- [Source material]
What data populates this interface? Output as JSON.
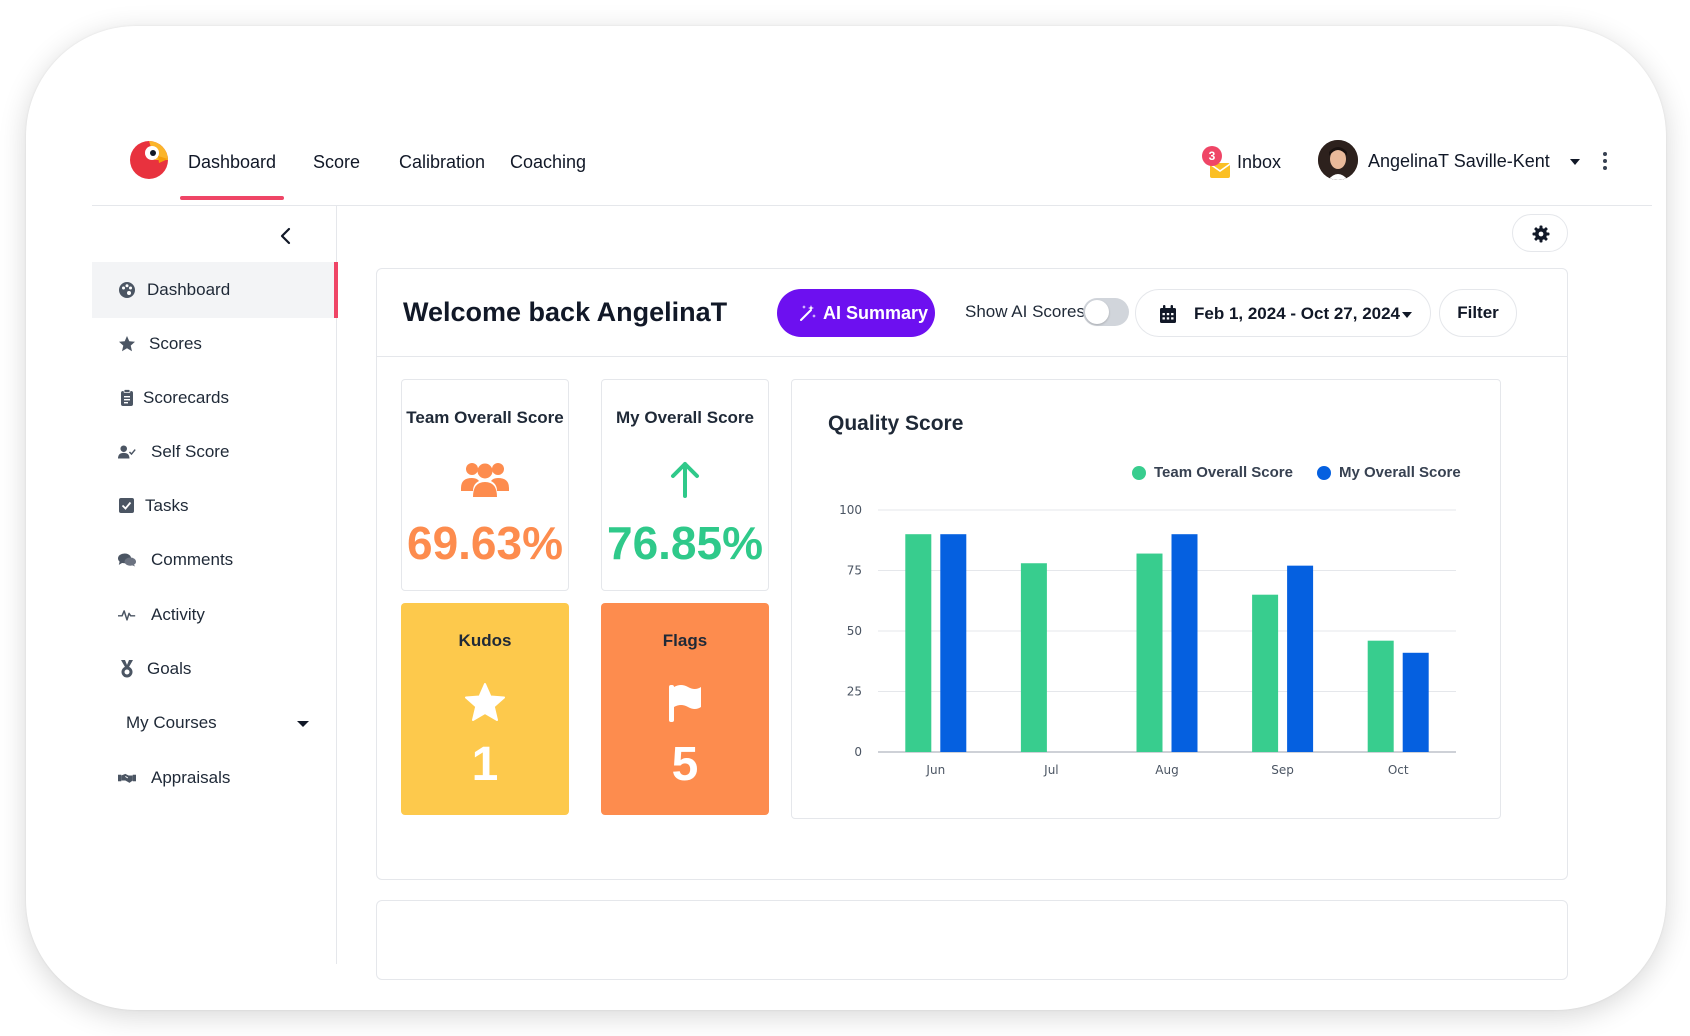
{
  "nav": {
    "tabs": [
      {
        "label": "Dashboard",
        "active": true
      },
      {
        "label": "Score"
      },
      {
        "label": "Calibration"
      },
      {
        "label": "Coaching"
      }
    ],
    "inbox": {
      "label": "Inbox",
      "count": "3"
    },
    "user": {
      "name": "AngelinaT Saville-Kent"
    }
  },
  "sidebar": {
    "items": [
      {
        "label": "Dashboard",
        "icon": "palette-icon",
        "active": true
      },
      {
        "label": "Scores",
        "icon": "star-icon"
      },
      {
        "label": "Scorecards",
        "icon": "clipboard-icon"
      },
      {
        "label": "Self Score",
        "icon": "user-check-icon"
      },
      {
        "label": "Tasks",
        "icon": "checkbox-icon"
      },
      {
        "label": "Comments",
        "icon": "comments-icon"
      },
      {
        "label": "Activity",
        "icon": "pulse-icon"
      },
      {
        "label": "Goals",
        "icon": "medal-icon"
      },
      {
        "label": "My Courses",
        "icon": "caret-down-icon"
      },
      {
        "label": "Appraisals",
        "icon": "handshake-icon"
      }
    ]
  },
  "main": {
    "welcome": "Welcome back AngelinaT",
    "ai_summary_label": "AI Summary",
    "show_ai_label": "Show AI Scores",
    "show_ai_enabled": false,
    "date_range": "Feb 1, 2024 - Oct 27, 2024",
    "filter_label": "Filter",
    "stats": {
      "team": {
        "title": "Team Overall Score",
        "value": "69.63%",
        "icon": "users-icon",
        "color": "#fd8c4e"
      },
      "mine": {
        "title": "My Overall Score",
        "value": "76.85%",
        "icon": "arrow-up-icon",
        "color": "#2fc98a"
      },
      "kudos": {
        "title": "Kudos",
        "value": "1",
        "icon": "star-icon",
        "color": "#fdc94c"
      },
      "flags": {
        "title": "Flags",
        "value": "5",
        "icon": "flag-icon",
        "color": "#fd8c4e"
      }
    }
  },
  "colors": {
    "accent": "#ef4566",
    "ai_purple": "#6d10f0",
    "team_series": "#38cd8e",
    "my_series": "#0560e0"
  },
  "chart_data": {
    "type": "bar",
    "title": "Quality Score",
    "categories": [
      "Jun",
      "Jul",
      "Aug",
      "Sep",
      "Oct"
    ],
    "series": [
      {
        "name": "Team Overall Score",
        "values": [
          90,
          78,
          82,
          65,
          46
        ]
      },
      {
        "name": "My Overall Score",
        "values": [
          90,
          null,
          90,
          77,
          41
        ]
      }
    ],
    "ylim": [
      0,
      100
    ],
    "yticks": [
      0,
      25,
      50,
      75,
      100
    ],
    "grid": true,
    "legend": "top-right"
  }
}
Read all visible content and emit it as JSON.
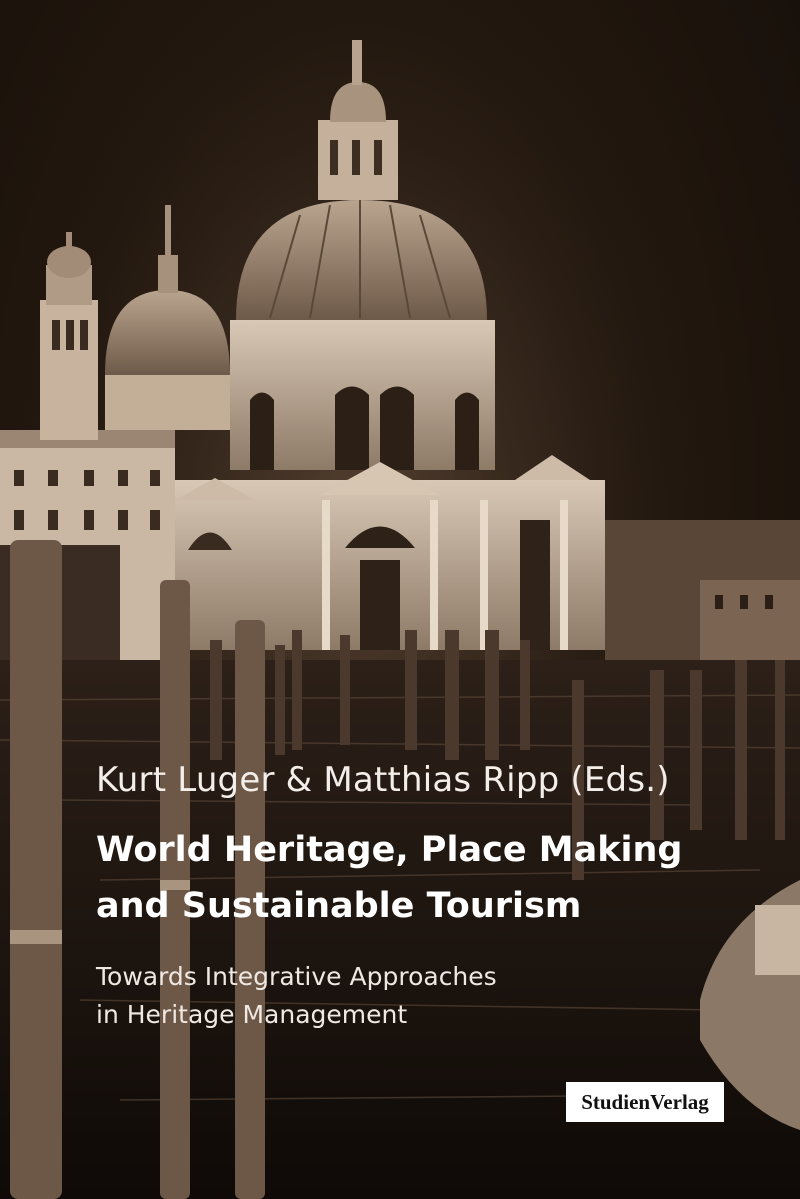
{
  "authors": "Kurt Luger & Matthias Ripp (Eds.)",
  "title": {
    "line1": "World Heritage, Place Making",
    "line2": "and Sustainable Tourism"
  },
  "subtitle": {
    "line1": "Towards Integrative Approaches",
    "line2": "in Heritage Management"
  },
  "publisher": "StudienVerlag",
  "colors": {
    "background": "#1a130e",
    "sepia_light": "#e9dccd",
    "sepia_mid": "#a08a74",
    "text": "#ffffff"
  }
}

- [Set task]
Using the entries above, return each line in which the word "Scores" occurs.

- [Task result]
        "label": "Scores",
    "show_ai_label": "Show AI Scores",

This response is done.